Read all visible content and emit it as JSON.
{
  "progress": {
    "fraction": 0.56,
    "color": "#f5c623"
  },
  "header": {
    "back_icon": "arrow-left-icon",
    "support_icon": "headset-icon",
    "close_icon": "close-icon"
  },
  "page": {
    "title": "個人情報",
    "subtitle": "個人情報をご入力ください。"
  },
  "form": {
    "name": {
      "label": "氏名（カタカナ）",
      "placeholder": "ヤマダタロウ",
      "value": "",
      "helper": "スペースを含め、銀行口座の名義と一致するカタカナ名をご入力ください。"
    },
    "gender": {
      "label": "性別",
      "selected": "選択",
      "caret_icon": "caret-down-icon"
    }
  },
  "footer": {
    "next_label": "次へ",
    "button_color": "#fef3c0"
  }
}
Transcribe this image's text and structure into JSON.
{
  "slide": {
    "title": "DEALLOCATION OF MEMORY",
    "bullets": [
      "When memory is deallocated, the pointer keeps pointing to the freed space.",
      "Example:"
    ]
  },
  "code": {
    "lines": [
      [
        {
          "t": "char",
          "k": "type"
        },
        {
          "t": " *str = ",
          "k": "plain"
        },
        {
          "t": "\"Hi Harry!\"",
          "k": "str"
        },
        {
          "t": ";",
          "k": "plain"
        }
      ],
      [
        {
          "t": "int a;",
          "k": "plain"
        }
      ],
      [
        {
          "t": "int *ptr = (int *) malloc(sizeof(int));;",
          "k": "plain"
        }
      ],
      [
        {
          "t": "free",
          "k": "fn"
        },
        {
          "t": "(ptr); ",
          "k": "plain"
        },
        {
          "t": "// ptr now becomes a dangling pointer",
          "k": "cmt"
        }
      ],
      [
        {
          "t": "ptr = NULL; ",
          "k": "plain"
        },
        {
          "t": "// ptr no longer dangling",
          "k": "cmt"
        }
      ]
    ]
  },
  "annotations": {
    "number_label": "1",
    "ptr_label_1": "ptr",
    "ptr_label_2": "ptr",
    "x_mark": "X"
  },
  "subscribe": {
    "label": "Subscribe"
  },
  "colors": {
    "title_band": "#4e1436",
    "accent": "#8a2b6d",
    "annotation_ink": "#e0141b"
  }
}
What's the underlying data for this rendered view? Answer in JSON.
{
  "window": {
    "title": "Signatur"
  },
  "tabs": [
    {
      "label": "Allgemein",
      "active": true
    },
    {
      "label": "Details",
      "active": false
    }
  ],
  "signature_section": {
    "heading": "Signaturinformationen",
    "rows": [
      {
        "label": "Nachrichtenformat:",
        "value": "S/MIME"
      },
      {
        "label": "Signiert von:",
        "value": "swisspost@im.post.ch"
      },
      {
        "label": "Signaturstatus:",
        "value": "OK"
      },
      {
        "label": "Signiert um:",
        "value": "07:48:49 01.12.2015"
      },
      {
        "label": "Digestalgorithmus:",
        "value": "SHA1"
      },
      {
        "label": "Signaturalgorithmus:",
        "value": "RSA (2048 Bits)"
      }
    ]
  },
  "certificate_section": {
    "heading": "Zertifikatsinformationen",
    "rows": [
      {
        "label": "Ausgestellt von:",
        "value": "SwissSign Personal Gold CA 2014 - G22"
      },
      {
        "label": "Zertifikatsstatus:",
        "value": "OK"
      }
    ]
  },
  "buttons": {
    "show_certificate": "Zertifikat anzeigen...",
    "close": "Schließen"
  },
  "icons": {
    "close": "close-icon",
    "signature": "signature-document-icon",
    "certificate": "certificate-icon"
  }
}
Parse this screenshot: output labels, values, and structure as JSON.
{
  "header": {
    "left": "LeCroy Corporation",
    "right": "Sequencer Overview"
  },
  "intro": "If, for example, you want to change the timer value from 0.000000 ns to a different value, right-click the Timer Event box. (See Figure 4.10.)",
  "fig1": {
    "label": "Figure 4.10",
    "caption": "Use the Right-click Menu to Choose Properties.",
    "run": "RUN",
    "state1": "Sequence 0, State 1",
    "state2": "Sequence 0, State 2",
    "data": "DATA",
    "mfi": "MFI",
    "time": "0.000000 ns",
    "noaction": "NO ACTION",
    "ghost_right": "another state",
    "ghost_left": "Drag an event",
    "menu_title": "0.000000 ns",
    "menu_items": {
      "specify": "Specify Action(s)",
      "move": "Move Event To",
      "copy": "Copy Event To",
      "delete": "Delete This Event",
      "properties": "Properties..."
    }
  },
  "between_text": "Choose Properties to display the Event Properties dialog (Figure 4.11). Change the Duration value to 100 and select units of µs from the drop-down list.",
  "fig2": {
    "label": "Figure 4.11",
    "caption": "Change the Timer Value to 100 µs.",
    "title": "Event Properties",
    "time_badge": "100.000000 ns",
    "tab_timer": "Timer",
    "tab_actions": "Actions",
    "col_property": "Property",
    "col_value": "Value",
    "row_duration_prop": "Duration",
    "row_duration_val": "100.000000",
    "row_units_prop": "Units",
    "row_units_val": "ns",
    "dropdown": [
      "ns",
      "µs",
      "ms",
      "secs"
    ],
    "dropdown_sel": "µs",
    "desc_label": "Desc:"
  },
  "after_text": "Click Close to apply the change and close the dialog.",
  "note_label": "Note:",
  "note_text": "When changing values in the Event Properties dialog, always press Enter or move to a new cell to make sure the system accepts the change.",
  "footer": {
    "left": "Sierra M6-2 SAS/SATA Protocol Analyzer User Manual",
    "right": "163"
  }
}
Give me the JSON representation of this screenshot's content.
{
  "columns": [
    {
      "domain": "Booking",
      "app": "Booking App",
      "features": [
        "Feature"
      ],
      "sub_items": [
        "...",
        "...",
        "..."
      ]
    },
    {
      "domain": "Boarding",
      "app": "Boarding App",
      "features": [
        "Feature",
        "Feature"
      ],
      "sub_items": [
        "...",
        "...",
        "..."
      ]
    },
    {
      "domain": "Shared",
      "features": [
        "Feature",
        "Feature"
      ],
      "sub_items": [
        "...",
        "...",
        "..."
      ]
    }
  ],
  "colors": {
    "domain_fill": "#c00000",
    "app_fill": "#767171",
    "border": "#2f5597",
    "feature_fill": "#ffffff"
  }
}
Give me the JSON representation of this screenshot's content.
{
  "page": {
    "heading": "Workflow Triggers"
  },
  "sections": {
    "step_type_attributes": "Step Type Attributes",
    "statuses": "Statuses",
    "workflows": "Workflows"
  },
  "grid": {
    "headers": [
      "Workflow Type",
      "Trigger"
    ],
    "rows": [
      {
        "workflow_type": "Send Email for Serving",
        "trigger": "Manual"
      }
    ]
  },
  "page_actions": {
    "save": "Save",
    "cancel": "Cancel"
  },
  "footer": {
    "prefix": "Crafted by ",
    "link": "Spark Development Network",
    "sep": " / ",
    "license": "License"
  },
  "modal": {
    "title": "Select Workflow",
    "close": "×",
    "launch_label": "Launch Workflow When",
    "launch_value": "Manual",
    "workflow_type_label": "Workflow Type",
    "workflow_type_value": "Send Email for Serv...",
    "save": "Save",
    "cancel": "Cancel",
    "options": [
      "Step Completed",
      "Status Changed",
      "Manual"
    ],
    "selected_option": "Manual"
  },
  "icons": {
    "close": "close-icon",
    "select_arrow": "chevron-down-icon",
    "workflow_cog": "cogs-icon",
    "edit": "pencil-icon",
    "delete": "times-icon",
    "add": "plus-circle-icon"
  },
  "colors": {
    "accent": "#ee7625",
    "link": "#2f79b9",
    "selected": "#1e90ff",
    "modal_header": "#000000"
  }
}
* * * * * * *
> **Do this**
Return the listing above in full, character for character.

> **Answer to this task**
Read all visible content and emit it as JSON.
{
  "progress": {
    "fraction": 0.56,
    "color": "#f5c623"
  },
  "header": {
    "back_icon": "arrow-left-icon",
    "support_icon": "headset-icon",
    "close_icon": "close-icon"
  },
  "page": {
    "title": "個人情報",
    "subtitle": "個人情報をご入力ください。"
  },
  "form": {
    "name": {
      "label": "氏名（カタカナ）",
      "placeholder": "ヤマダタロウ",
      "value": "",
      "helper": "スペースを含め、銀行口座の名義と一致するカタカナ名をご入力ください。"
    },
    "gender": {
      "label": "性別",
      "selected": "選択",
      "caret_icon": "caret-down-icon"
    }
  },
  "footer": {
    "next_label": "次へ",
    "button_color": "#fef3c0"
  }
}
Transcribe this image's text and structure into JSON.
{
  "slide": {
    "title": "DEALLOCATION OF MEMORY",
    "bullets": [
      "When memory is deallocated, the pointer keeps pointing to the freed space.",
      "Example:"
    ]
  },
  "code": {
    "lines": [
      [
        {
          "t": "char",
          "k": "type"
        },
        {
          "t": " *str = ",
          "k": "plain"
        },
        {
          "t": "\"Hi Harry!\"",
          "k": "str"
        },
        {
          "t": ";",
          "k": "plain"
        }
      ],
      [
        {
          "t": "int a;",
          "k": "plain"
        }
      ],
      [
        {
          "t": "int *ptr = (int *) malloc(sizeof(int));;",
          "k": "plain"
        }
      ],
      [
        {
          "t": "free",
          "k": "fn"
        },
        {
          "t": "(ptr); ",
          "k": "plain"
        },
        {
          "t": "// ptr now becomes a dangling pointer",
          "k": "cmt"
        }
      ],
      [
        {
          "t": "ptr = NULL; ",
          "k": "plain"
        },
        {
          "t": "// ptr no longer dangling",
          "k": "cmt"
        }
      ]
    ]
  },
  "annotations": {
    "number_label": "1",
    "ptr_label_1": "ptr",
    "ptr_label_2": "ptr",
    "x_mark": "X"
  },
  "subscribe": {
    "label": "Subscribe"
  },
  "colors": {
    "title_band": "#4e1436",
    "accent": "#8a2b6d",
    "annotation_ink": "#e0141b"
  }
}
What's the underlying data for this rendered view? Answer in JSON.
{
  "window": {
    "title": "Signatur"
  },
  "tabs": [
    {
      "label": "Allgemein",
      "active": true
    },
    {
      "label": "Details",
      "active": false
    }
  ],
  "signature_section": {
    "heading": "Signaturinformationen",
    "rows": [
      {
        "label": "Nachrichtenformat:",
        "value": "S/MIME"
      },
      {
        "label": "Signiert von:",
        "value": "swisspost@im.post.ch"
      },
      {
        "label": "Signaturstatus:",
        "value": "OK"
      },
      {
        "label": "Signiert um:",
        "value": "07:48:49 01.12.2015"
      },
      {
        "label": "Digestalgorithmus:",
        "value": "SHA1"
      },
      {
        "label": "Signaturalgorithmus:",
        "value": "RSA (2048 Bits)"
      }
    ]
  },
  "certificate_section": {
    "heading": "Zertifikatsinformationen",
    "rows": [
      {
        "label": "Ausgestellt von:",
        "value": "SwissSign Personal Gold CA 2014 - G22"
      },
      {
        "label": "Zertifikatsstatus:",
        "value": "OK"
      }
    ]
  },
  "buttons": {
    "show_certificate": "Zertifikat anzeigen...",
    "close": "Schließen"
  },
  "icons": {
    "close": "close-icon",
    "signature": "signature-document-icon",
    "certificate": "certificate-icon"
  }
}
Parse this screenshot: output labels, values, and structure as JSON.
{
  "header": {
    "left": "LeCroy Corporation",
    "right": "Sequencer Overview"
  },
  "intro": "If, for example, you want to change the timer value from 0.000000 ns to a different value, right-click the Timer Event box. (See Figure 4.10.)",
  "fig1": {
    "label": "Figure 4.10",
    "caption": "Use the Right-click Menu to Choose Properties.",
    "run": "RUN",
    "state1": "Sequence 0, State 1",
    "state2": "Sequence 0, State 2",
    "data": "DATA",
    "mfi": "MFI",
    "time": "0.000000 ns",
    "noaction": "NO ACTION",
    "ghost_right": "another state",
    "ghost_left": "Drag an event",
    "menu_title": "0.000000 ns",
    "menu_items": {
      "specify": "Specify Action(s)",
      "move": "Move Event To",
      "copy": "Copy Event To",
      "delete": "Delete This Event",
      "properties": "Properties..."
    }
  },
  "between_text": "Choose Properties to display the Event Properties dialog (Figure 4.11). Change the Duration value to 100 and select units of µs from the drop-down list.",
  "fig2": {
    "label": "Figure 4.11",
    "caption": "Change the Timer Value to 100 µs.",
    "title": "Event Properties",
    "time_badge": "100.000000 ns",
    "tab_timer": "Timer",
    "tab_actions": "Actions",
    "col_property": "Property",
    "col_value": "Value",
    "row_duration_prop": "Duration",
    "row_duration_val": "100.000000",
    "row_units_prop": "Units",
    "row_units_val": "ns",
    "dropdown": [
      "ns",
      "µs",
      "ms",
      "secs"
    ],
    "dropdown_sel": "µs",
    "desc_label": "Desc:"
  },
  "after_text": "Click Close to apply the change and close the dialog.",
  "note_label": "Note:",
  "note_text": "When changing values in the Event Properties dialog, always press Enter or move to a new cell to make sure the system accepts the change.",
  "footer": {
    "left": "Sierra M6-2 SAS/SATA Protocol Analyzer User Manual",
    "right": "163"
  }
}
Give me the JSON representation of this screenshot's content.
{
  "columns": [
    {
      "domain": "Booking",
      "app": "Booking App",
      "features": [
        "Feature"
      ],
      "sub_items": [
        "...",
        "...",
        "..."
      ]
    },
    {
      "domain": "Boarding",
      "app": "Boarding App",
      "features": [
        "Feature",
        "Feature"
      ],
      "sub_items": [
        "...",
        "...",
        "..."
      ]
    },
    {
      "domain": "Shared",
      "features": [
        "Feature",
        "Feature"
      ],
      "sub_items": [
        "...",
        "...",
        "..."
      ]
    }
  ],
  "colors": {
    "domain_fill": "#c00000",
    "app_fill": "#767171",
    "border": "#2f5597",
    "feature_fill": "#ffffff"
  }
}
Give me the JSON representation of this screenshot's content.
{
  "page": {
    "heading": "Workflow Triggers"
  },
  "sections": {
    "step_type_attributes": "Step Type Attributes",
    "statuses": "Statuses",
    "workflows": "Workflows"
  },
  "grid": {
    "headers": [
      "Workflow Type",
      "Trigger"
    ],
    "rows": [
      {
        "workflow_type": "Send Email for Serving",
        "trigger": "Manual"
      }
    ]
  },
  "page_actions": {
    "save": "Save",
    "cancel": "Cancel"
  },
  "footer": {
    "prefix": "Crafted by ",
    "link": "Spark Development Network",
    "sep": " / ",
    "license": "License"
  },
  "modal": {
    "title": "Select Workflow",
    "close": "×",
    "launch_label": "Launch Workflow When",
    "launch_value": "Manual",
    "workflow_type_label": "Workflow Type",
    "workflow_type_value": "Send Email for Serv...",
    "save": "Save",
    "cancel": "Cancel",
    "options": [
      "Step Completed",
      "Status Changed",
      "Manual"
    ],
    "selected_option": "Manual"
  },
  "icons": {
    "close": "close-icon",
    "select_arrow": "chevron-down-icon",
    "workflow_cog": "cogs-icon",
    "edit": "pencil-icon",
    "delete": "times-icon",
    "add": "plus-circle-icon"
  },
  "colors": {
    "accent": "#ee7625",
    "link": "#2f79b9",
    "selected": "#1e90ff",
    "modal_header": "#000000"
  }
}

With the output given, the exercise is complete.